(Dataset records on visual material)
+++

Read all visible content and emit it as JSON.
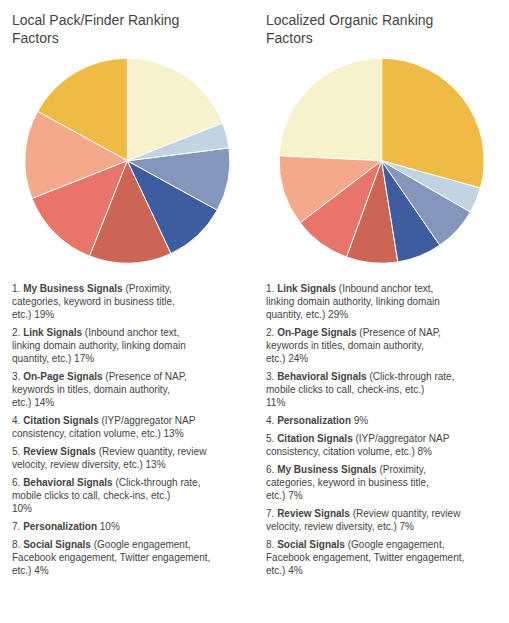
{
  "chart_data": [
    {
      "type": "pie",
      "title": "Local Pack/Finder Ranking\nFactors",
      "categories": [
        "My Business Signals",
        "Link Signals",
        "On-Page Signals",
        "Citation Signals",
        "Review Signals",
        "Behavioral Signals",
        "Personalization",
        "Social Signals"
      ],
      "values": [
        19,
        17,
        14,
        13,
        13,
        10,
        10,
        4
      ],
      "colors": [
        "#f7f2cc",
        "#f0bb45",
        "#f5a88a",
        "#e8756a",
        "#cd6555",
        "#3d5da0",
        "#8496bb",
        "#c2d4e2"
      ],
      "annotations": [
        "1. My Business Signals (Proximity, categories, keyword in business title, etc.) 19%",
        "2. Link Signals (Inbound anchor text, linking domain authority, linking domain quantity, etc.) 17%",
        "3. On-Page Signals (Presence of NAP, keywords in titles, domain authority, etc.) 14%",
        "4. Citation Signals (IYP/aggregator NAP consistency, citation volume, etc.) 13%",
        "5. Review Signals (Review quantity, review velocity, review diversity, etc.) 13%",
        "6. Behavioral Signals (Click-through rate, mobile clicks to call, check-ins, etc.) 10%",
        "7. Personalization 10%",
        "8. Social Signals (Google engagement, Facebook engagement, Twitter engagement, etc.) 4%"
      ]
    },
    {
      "type": "pie",
      "title": "Localized Organic Ranking\nFactors",
      "categories": [
        "Link Signals",
        "On-Page Signals",
        "Behavioral Signals",
        "Personalization",
        "Citation Signals",
        "My Business Signals",
        "Review Signals",
        "Social Signals"
      ],
      "values": [
        29,
        24,
        11,
        9,
        8,
        7,
        7,
        4
      ],
      "colors": [
        "#f0bb45",
        "#f7f2cc",
        "#f5a88a",
        "#e8756a",
        "#cd6555",
        "#3d5da0",
        "#8496bb",
        "#c2d4e2"
      ],
      "annotations": [
        "1. Link Signals (Inbound anchor text, linking domain authority, linking domain quantity, etc.) 29%",
        "2. On-Page Signals (Presence of NAP, keywords in titles, domain authority, etc.) 24%",
        "3. Behavioral Signals (Click-through rate, mobile clicks to call, check-ins, etc.) 11%",
        "4. Personalization 9%",
        "5. Citation Signals (IYP/aggregator NAP consistency, citation volume, etc.) 8%",
        "6. My Business Signals (Proximity, categories, keyword in business title, etc.) 7%",
        "7. Review Signals (Review quantity, review velocity, review diversity, etc.) 7%",
        "8. Social Signals (Google engagement, Facebook engagement, Twitter engagement, etc.) 4%"
      ]
    }
  ]
}
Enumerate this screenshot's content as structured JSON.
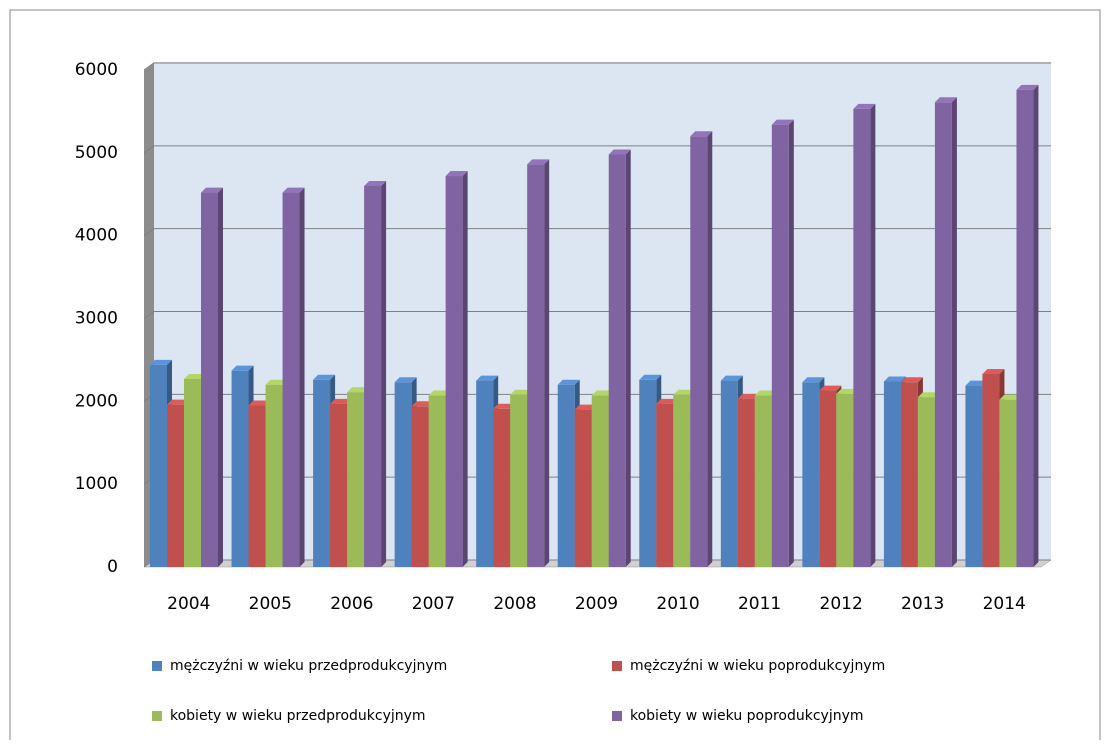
{
  "chart_data": {
    "type": "bar3d",
    "categories": [
      "2004",
      "2005",
      "2006",
      "2007",
      "2008",
      "2009",
      "2010",
      "2011",
      "2012",
      "2013",
      "2014"
    ],
    "series": [
      {
        "name": "mężczyźni w wieku przedprodukcyjnym",
        "color": "#4f81bd",
        "values": [
          2440,
          2370,
          2260,
          2230,
          2250,
          2200,
          2260,
          2250,
          2230,
          2240,
          2190
        ]
      },
      {
        "name": "mężczyźni w wieku poprodukcyjnym",
        "color": "#c0504d",
        "values": [
          1960,
          1950,
          1970,
          1940,
          1910,
          1900,
          1970,
          2030,
          2130,
          2230,
          2330
        ]
      },
      {
        "name": "kobiety w wieku przedprodukcyjnym",
        "color": "#9bbb59",
        "values": [
          2270,
          2200,
          2110,
          2070,
          2080,
          2070,
          2080,
          2070,
          2090,
          2050,
          2020
        ]
      },
      {
        "name": "kobiety w wieku poprodukcyjnym",
        "color": "#8064a2",
        "values": [
          4520,
          4520,
          4600,
          4720,
          4860,
          4980,
          5200,
          5340,
          5530,
          5610,
          5760
        ]
      }
    ],
    "ylim": [
      0,
      6000
    ],
    "yticks": [
      0,
      1000,
      2000,
      3000,
      4000,
      5000,
      6000
    ],
    "grid": true,
    "legend": "bottom"
  }
}
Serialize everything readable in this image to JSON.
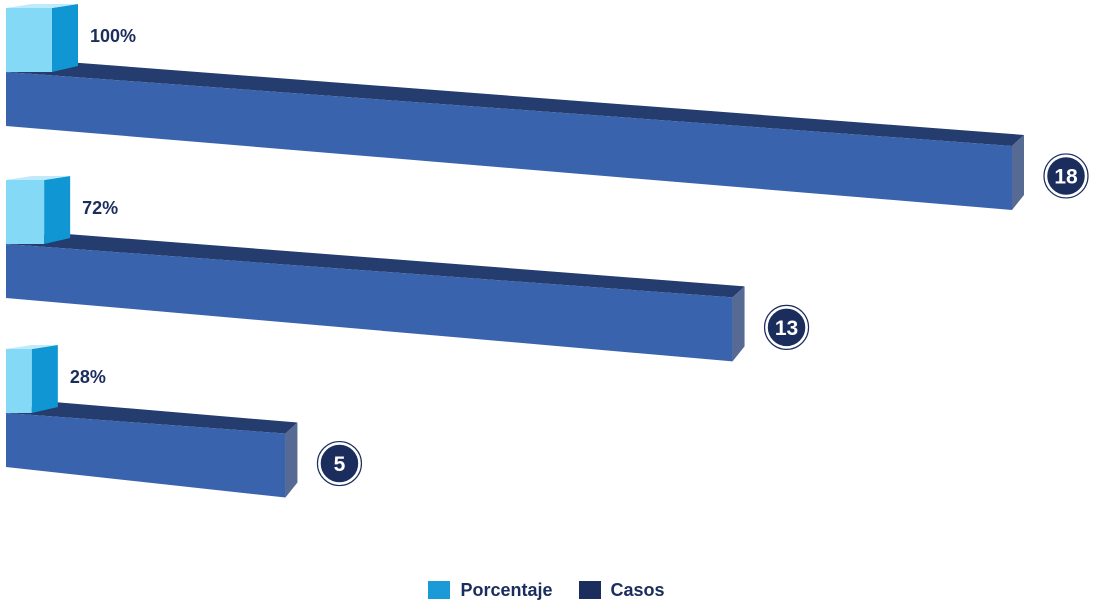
{
  "chart_data": {
    "type": "bar",
    "categories": [
      "",
      "",
      ""
    ],
    "series": [
      {
        "name": "Porcentaje",
        "values": [
          100,
          72,
          28
        ],
        "labels": [
          "100%",
          "72%",
          "28%"
        ],
        "color": "#1a9ad6"
      },
      {
        "name": "Casos",
        "values": [
          18,
          13,
          5
        ],
        "labels": [
          "18",
          "13",
          "5"
        ],
        "color": "#1b2d5c"
      }
    ],
    "title": "",
    "xlabel": "",
    "ylabel": "",
    "xlim": [
      0,
      18
    ],
    "legend_position": "bottom",
    "grid": false,
    "orientation": "horizontal",
    "style": "3d",
    "colors": {
      "casos_front": "#3a63ae",
      "casos_top": "#243d6e",
      "casos_side": "#566a94",
      "pct_front": "#84d9f7",
      "pct_side": "#0f96d3",
      "pct_top": "#bfeafb",
      "label_text": "#1b2d5c",
      "badge_fill": "#1b2d5c",
      "badge_text": "#ffffff"
    }
  },
  "legend": [
    {
      "label": "Porcentaje",
      "color": "#1a9ad6"
    },
    {
      "label": "Casos",
      "color": "#1b2d5c"
    }
  ]
}
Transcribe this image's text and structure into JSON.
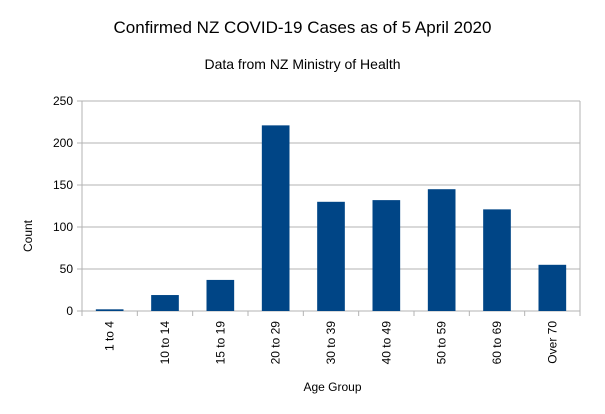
{
  "chart_data": {
    "type": "bar",
    "title": "Confirmed NZ COVID-19 Cases as of 5 April 2020",
    "subtitle": "Data from NZ Ministry of Health",
    "xlabel": "Age Group",
    "ylabel": "Count",
    "categories": [
      "1 to 4",
      "10 to 14",
      "15 to 19",
      "20 to 29",
      "30 to 39",
      "40 to 49",
      "50 to 59",
      "60 to 69",
      "Over 70"
    ],
    "values": [
      2,
      19,
      37,
      221,
      130,
      132,
      145,
      121,
      55
    ],
    "ylim": [
      0,
      250
    ],
    "yticks": [
      0,
      50,
      100,
      150,
      200,
      250
    ],
    "grid": true,
    "legend": "none",
    "bar_color": "#004586",
    "grid_color": "#b3b3b3"
  }
}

+++

Required task
From the line containing "Transcribe this image's" down to the last line of the data, print every line exactly and nothing else. Pictures stay out of the copy.

Written response
Transcribe this image's text and structure into JSON.
{
  "chart_data": {
    "type": "bar",
    "title": "Confirmed NZ COVID-19 Cases as of 5 April 2020",
    "subtitle": "Data from NZ Ministry of Health",
    "xlabel": "Age Group",
    "ylabel": "Count",
    "categories": [
      "1 to 4",
      "10 to 14",
      "15 to 19",
      "20 to 29",
      "30 to 39",
      "40 to 49",
      "50 to 59",
      "60 to 69",
      "Over 70"
    ],
    "values": [
      2,
      19,
      37,
      221,
      130,
      132,
      145,
      121,
      55
    ],
    "ylim": [
      0,
      250
    ],
    "yticks": [
      0,
      50,
      100,
      150,
      200,
      250
    ],
    "grid": true,
    "legend": "none",
    "bar_color": "#004586",
    "grid_color": "#b3b3b3"
  }
}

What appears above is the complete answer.